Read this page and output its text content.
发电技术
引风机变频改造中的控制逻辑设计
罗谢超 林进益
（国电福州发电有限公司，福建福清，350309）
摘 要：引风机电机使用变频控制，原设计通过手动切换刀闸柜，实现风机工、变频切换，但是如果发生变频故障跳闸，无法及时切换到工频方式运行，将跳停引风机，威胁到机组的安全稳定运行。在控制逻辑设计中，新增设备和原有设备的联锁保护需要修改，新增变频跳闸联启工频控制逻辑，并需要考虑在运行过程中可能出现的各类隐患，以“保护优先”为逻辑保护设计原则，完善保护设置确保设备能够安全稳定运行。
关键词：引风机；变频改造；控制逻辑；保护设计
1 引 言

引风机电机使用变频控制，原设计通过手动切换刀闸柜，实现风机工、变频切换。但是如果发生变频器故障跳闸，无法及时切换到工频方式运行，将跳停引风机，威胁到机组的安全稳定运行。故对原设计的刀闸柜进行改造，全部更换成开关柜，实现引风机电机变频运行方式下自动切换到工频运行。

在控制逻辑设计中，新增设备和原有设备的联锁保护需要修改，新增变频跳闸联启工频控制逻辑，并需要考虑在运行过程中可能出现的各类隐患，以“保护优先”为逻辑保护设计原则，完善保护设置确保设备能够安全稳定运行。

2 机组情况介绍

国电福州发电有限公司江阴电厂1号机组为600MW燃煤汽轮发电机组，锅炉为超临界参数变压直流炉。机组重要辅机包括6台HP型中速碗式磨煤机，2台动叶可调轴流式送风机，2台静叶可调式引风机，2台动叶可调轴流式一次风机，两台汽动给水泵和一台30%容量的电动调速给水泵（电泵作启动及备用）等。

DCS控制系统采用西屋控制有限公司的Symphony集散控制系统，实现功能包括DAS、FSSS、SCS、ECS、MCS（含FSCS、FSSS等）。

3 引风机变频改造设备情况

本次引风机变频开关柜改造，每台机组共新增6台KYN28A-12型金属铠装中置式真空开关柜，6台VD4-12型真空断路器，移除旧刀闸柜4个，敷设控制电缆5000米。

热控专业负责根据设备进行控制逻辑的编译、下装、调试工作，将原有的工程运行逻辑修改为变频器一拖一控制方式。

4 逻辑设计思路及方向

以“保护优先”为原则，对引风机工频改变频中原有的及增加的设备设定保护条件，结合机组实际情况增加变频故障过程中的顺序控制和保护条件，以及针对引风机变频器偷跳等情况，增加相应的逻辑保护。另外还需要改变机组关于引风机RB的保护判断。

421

┄┄┄┄┄┄

• EXERCISE REQUIREMENTS: Copy every single line of the material above that holds "为逻辑保护设计原则".

• EXERCISE RESULT:
摘 要：引风机电机使用变频控制，原设计通过手动切换刀闸柜，实现风机工、变频切换，但是如果发生变频故障跳闸，无法及时切换到工频方式运行，将跳停引风机，威胁到机组的安全稳定运行。在控制逻辑设计中，新增设备和原有设备的联锁保护需要修改，新增变频跳闸联启工频控制逻辑，并需要考虑在运行过程中可能出现的各类隐患，以“保护优先”为逻辑保护设计原则，完善保护设置确保设备能够安全稳定运行。
在控制逻辑设计中，新增设备和原有设备的联锁保护需要修改，新增变频跳闸联启工频控制逻辑，并需要考虑在运行过程中可能出现的各类隐患，以“保护优先”为逻辑保护设计原则，完善保护设置确保设备能够安全稳定运行。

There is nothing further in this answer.